=== Supplied records ===
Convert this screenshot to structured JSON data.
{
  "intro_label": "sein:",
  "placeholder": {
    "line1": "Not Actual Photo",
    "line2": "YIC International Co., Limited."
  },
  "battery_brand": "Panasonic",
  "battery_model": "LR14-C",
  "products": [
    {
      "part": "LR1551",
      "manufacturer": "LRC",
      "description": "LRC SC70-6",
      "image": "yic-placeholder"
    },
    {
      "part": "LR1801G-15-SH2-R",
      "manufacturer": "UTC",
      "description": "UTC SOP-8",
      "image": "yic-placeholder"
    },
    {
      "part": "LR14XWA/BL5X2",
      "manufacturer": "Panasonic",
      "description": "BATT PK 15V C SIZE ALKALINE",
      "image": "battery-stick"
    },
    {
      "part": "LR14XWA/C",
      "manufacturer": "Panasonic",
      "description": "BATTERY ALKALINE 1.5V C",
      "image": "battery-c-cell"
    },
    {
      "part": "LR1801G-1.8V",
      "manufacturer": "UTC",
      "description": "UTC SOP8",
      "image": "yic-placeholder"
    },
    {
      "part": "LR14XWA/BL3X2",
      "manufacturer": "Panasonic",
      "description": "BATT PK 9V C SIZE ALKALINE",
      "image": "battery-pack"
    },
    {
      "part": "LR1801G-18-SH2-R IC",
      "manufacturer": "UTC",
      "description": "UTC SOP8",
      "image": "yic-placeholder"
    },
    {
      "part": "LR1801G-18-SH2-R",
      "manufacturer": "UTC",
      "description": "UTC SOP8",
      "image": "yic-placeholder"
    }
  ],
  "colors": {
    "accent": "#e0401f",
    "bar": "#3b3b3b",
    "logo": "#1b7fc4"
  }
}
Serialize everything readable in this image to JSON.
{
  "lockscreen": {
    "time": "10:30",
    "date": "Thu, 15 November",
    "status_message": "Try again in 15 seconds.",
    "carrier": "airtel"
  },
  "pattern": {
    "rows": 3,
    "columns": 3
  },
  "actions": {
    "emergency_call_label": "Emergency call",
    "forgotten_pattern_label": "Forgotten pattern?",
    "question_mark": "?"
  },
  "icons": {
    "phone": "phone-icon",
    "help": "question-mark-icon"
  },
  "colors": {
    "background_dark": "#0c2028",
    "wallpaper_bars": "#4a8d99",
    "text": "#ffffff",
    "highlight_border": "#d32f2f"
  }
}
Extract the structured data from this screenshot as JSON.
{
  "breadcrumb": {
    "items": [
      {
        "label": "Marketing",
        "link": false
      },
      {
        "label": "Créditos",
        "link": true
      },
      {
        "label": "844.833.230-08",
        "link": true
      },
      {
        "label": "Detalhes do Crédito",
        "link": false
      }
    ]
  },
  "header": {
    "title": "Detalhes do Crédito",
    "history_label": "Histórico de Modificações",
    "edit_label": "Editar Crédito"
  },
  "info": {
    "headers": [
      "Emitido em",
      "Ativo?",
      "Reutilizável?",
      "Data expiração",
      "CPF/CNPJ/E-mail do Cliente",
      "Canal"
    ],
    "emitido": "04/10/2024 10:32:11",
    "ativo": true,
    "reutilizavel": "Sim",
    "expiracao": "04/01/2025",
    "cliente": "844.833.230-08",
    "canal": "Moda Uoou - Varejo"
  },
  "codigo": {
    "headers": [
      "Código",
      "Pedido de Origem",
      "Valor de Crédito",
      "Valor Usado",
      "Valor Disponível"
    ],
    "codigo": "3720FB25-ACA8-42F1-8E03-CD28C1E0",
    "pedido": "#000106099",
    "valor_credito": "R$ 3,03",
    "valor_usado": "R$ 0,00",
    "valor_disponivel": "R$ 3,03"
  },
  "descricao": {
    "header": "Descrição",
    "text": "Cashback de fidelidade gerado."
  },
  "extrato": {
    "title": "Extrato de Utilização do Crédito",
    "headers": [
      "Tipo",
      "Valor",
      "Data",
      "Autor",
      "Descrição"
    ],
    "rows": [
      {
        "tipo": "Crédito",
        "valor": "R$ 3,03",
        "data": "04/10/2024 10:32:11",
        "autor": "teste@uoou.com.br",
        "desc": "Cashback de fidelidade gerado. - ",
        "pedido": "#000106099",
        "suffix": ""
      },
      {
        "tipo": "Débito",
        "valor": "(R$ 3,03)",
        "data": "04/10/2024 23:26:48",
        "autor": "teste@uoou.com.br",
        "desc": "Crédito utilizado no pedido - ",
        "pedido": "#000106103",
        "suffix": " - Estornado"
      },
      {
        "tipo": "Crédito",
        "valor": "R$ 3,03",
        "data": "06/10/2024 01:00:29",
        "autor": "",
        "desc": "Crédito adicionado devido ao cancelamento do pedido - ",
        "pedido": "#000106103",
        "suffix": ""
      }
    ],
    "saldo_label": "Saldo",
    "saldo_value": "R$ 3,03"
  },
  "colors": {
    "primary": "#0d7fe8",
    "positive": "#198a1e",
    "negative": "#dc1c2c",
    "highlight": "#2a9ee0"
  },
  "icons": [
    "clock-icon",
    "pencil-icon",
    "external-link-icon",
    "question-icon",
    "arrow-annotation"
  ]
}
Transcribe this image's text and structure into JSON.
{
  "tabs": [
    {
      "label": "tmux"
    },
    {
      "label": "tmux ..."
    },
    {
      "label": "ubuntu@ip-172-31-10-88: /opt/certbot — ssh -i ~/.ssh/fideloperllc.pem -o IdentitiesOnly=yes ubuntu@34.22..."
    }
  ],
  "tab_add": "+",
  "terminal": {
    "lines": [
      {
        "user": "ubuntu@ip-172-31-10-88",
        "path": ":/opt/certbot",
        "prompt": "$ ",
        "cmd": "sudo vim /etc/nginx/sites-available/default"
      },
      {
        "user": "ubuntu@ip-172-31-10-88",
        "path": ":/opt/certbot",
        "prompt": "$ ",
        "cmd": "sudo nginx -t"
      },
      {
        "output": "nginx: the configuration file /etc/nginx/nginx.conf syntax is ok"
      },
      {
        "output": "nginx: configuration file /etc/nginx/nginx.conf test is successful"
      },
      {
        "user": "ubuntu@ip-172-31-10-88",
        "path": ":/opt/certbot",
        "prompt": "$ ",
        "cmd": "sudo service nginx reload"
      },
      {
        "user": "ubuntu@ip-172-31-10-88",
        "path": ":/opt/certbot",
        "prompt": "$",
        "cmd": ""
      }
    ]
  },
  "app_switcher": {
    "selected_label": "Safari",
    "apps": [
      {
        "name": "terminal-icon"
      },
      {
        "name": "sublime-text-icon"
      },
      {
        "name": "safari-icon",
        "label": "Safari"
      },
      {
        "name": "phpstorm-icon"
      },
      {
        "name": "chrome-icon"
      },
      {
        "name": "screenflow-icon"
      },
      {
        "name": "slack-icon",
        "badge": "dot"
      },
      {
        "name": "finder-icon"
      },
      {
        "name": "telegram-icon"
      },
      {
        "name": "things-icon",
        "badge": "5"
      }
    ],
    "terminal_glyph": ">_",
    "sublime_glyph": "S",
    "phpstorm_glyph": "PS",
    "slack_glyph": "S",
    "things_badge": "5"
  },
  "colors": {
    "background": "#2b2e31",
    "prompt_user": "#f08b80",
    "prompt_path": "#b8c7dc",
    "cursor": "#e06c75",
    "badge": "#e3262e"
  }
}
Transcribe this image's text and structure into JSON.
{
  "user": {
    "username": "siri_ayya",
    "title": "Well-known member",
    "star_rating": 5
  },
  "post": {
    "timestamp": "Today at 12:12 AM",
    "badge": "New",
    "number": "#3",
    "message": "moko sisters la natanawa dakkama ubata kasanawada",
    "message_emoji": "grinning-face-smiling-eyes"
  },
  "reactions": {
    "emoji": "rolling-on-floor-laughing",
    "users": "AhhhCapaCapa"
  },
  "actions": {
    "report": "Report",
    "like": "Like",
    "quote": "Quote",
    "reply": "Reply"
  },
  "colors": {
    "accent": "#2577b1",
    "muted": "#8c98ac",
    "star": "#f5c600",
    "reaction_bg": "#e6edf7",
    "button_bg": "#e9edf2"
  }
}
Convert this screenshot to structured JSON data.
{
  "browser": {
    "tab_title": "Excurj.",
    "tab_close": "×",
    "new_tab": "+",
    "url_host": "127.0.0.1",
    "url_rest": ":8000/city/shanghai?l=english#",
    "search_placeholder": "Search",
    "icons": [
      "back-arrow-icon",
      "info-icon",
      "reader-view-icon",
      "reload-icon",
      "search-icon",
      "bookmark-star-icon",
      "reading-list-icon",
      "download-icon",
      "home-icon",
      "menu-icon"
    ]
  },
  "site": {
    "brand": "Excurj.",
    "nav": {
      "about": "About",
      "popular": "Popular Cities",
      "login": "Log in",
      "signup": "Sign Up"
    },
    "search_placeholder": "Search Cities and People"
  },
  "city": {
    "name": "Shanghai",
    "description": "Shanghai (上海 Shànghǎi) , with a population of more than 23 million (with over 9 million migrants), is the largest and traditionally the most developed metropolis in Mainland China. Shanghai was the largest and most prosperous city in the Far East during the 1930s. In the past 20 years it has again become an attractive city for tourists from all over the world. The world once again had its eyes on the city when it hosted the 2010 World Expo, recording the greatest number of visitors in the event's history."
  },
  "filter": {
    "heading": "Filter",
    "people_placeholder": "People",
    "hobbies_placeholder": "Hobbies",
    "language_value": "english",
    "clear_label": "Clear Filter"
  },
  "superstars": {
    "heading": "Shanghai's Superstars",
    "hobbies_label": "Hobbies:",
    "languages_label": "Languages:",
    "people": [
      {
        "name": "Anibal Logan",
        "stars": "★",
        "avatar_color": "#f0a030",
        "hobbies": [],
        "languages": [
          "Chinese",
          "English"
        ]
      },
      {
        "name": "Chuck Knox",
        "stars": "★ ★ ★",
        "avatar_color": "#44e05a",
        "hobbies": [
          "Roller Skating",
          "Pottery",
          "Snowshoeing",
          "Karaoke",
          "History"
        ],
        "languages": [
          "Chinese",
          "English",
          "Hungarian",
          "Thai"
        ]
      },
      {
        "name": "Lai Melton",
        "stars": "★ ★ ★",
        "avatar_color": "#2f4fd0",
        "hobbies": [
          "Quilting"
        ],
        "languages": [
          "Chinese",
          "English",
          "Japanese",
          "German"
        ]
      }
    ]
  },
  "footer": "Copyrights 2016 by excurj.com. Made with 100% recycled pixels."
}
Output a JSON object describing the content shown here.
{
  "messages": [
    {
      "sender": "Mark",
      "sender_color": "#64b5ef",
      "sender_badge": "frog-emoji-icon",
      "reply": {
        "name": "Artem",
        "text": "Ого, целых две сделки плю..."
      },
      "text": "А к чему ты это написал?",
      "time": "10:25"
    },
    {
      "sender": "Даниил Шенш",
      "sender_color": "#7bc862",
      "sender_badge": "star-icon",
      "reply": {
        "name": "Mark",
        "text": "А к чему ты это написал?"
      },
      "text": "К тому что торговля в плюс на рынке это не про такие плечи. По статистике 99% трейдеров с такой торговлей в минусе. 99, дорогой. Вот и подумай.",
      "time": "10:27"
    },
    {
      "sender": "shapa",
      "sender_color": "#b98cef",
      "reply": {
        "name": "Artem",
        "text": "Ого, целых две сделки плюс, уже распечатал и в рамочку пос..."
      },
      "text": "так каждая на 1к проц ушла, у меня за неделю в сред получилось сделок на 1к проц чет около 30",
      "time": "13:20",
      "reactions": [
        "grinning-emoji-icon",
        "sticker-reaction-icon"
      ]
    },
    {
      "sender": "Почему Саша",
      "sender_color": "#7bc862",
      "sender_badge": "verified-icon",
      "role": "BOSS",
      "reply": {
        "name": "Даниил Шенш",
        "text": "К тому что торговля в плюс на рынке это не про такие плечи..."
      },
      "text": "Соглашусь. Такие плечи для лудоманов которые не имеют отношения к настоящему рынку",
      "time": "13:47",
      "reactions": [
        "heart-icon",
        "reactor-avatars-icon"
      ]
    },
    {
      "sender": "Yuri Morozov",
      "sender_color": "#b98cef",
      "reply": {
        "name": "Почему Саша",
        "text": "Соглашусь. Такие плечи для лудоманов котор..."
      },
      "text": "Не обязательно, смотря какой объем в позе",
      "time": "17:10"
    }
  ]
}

=== Short problem ===
Using the entries above, return each line in which the word "сделки" occurs.

=== Output of the task ===
        "text": "Ого, целых две сделки плю..."
        "text": "Ого, целых две сделки плюс, уже распечатал и в рамочку пос..."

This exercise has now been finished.